Start of Data for processing

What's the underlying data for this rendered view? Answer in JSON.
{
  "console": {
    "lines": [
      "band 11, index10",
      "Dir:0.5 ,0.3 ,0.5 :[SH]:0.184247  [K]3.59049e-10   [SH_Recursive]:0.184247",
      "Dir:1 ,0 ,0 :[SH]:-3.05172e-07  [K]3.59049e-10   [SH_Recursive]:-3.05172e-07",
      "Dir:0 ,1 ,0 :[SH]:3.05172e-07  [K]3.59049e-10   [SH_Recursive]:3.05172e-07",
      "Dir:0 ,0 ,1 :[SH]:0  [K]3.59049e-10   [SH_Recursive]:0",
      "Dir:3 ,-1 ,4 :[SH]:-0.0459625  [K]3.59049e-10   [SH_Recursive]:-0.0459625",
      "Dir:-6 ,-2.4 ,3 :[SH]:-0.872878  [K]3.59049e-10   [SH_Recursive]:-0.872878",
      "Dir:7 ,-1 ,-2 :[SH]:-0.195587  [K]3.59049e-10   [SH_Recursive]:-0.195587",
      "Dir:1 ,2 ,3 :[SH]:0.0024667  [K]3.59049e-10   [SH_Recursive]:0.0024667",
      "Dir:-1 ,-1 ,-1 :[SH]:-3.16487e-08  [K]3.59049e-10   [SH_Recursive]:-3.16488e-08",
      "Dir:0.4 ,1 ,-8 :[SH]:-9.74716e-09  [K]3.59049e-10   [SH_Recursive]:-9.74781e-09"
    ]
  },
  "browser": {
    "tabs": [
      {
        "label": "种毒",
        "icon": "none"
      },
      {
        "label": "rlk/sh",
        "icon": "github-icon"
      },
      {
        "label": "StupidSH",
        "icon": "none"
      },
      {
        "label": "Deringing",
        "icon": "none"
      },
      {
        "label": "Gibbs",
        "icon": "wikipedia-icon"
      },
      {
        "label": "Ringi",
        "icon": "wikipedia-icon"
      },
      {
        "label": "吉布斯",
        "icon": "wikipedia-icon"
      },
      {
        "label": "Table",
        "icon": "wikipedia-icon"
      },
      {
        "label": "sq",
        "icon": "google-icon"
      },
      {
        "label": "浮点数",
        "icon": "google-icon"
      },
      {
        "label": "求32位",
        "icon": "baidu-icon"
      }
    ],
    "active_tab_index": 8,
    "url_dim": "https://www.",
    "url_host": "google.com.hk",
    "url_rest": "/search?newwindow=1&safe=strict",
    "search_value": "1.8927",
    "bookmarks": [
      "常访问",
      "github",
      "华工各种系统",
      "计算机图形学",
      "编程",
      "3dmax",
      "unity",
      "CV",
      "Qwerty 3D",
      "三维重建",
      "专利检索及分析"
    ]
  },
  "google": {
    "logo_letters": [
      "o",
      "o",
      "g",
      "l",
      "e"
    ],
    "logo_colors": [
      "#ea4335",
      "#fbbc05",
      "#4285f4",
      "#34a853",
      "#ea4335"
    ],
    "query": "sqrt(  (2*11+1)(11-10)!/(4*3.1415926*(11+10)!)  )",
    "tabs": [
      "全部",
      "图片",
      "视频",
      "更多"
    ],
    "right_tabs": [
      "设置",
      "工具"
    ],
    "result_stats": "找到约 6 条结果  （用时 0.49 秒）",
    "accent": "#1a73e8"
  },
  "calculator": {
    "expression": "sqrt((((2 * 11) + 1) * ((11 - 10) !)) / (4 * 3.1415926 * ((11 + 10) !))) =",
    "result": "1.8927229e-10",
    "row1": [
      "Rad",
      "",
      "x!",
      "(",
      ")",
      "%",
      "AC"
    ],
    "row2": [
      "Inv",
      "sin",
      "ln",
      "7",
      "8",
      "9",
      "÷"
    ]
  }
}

End of Data for processing

* [Objective]:
Please repeat the material above, word for word and in full.

* [Correct result]:
What's the underlying data for this rendered view? Answer in JSON.
{
  "console": {
    "lines": [
      "band 11, index10",
      "Dir:0.5 ,0.3 ,0.5 :[SH]:0.184247  [K]3.59049e-10   [SH_Recursive]:0.184247",
      "Dir:1 ,0 ,0 :[SH]:-3.05172e-07  [K]3.59049e-10   [SH_Recursive]:-3.05172e-07",
      "Dir:0 ,1 ,0 :[SH]:3.05172e-07  [K]3.59049e-10   [SH_Recursive]:3.05172e-07",
      "Dir:0 ,0 ,1 :[SH]:0  [K]3.59049e-10   [SH_Recursive]:0",
      "Dir:3 ,-1 ,4 :[SH]:-0.0459625  [K]3.59049e-10   [SH_Recursive]:-0.0459625",
      "Dir:-6 ,-2.4 ,3 :[SH]:-0.872878  [K]3.59049e-10   [SH_Recursive]:-0.872878",
      "Dir:7 ,-1 ,-2 :[SH]:-0.195587  [K]3.59049e-10   [SH_Recursive]:-0.195587",
      "Dir:1 ,2 ,3 :[SH]:0.0024667  [K]3.59049e-10   [SH_Recursive]:0.0024667",
      "Dir:-1 ,-1 ,-1 :[SH]:-3.16487e-08  [K]3.59049e-10   [SH_Recursive]:-3.16488e-08",
      "Dir:0.4 ,1 ,-8 :[SH]:-9.74716e-09  [K]3.59049e-10   [SH_Recursive]:-9.74781e-09"
    ]
  },
  "browser": {
    "tabs": [
      {
        "label": "种毒",
        "icon": "none"
      },
      {
        "label": "rlk/sh",
        "icon": "github-icon"
      },
      {
        "label": "StupidSH",
        "icon": "none"
      },
      {
        "label": "Deringing",
        "icon": "none"
      },
      {
        "label": "Gibbs",
        "icon": "wikipedia-icon"
      },
      {
        "label": "Ringi",
        "icon": "wikipedia-icon"
      },
      {
        "label": "吉布斯",
        "icon": "wikipedia-icon"
      },
      {
        "label": "Table",
        "icon": "wikipedia-icon"
      },
      {
        "label": "sq",
        "icon": "google-icon"
      },
      {
        "label": "浮点数",
        "icon": "google-icon"
      },
      {
        "label": "求32位",
        "icon": "baidu-icon"
      }
    ],
    "active_tab_index": 8,
    "url_dim": "https://www.",
    "url_host": "google.com.hk",
    "url_rest": "/search?newwindow=1&safe=strict",
    "search_value": "1.8927",
    "bookmarks": [
      "常访问",
      "github",
      "华工各种系统",
      "计算机图形学",
      "编程",
      "3dmax",
      "unity",
      "CV",
      "Qwerty 3D",
      "三维重建",
      "专利检索及分析"
    ]
  },
  "google": {
    "logo_letters": [
      "o",
      "o",
      "g",
      "l",
      "e"
    ],
    "logo_colors": [
      "#ea4335",
      "#fbbc05",
      "#4285f4",
      "#34a853",
      "#ea4335"
    ],
    "query": "sqrt(  (2*11+1)(11-10)!/(4*3.1415926*(11+10)!)  )",
    "tabs": [
      "全部",
      "图片",
      "视频",
      "更多"
    ],
    "right_tabs": [
      "设置",
      "工具"
    ],
    "result_stats": "找到约 6 条结果  （用时 0.49 秒）",
    "accent": "#1a73e8"
  },
  "calculator": {
    "expression": "sqrt((((2 * 11) + 1) * ((11 - 10) !)) / (4 * 3.1415926 * ((11 + 10) !))) =",
    "result": "1.8927229e-10",
    "row1": [
      "Rad",
      "",
      "x!",
      "(",
      ")",
      "%",
      "AC"
    ],
    "row2": [
      "Inv",
      "sin",
      "ln",
      "7",
      "8",
      "9",
      "÷"
    ]
  }
}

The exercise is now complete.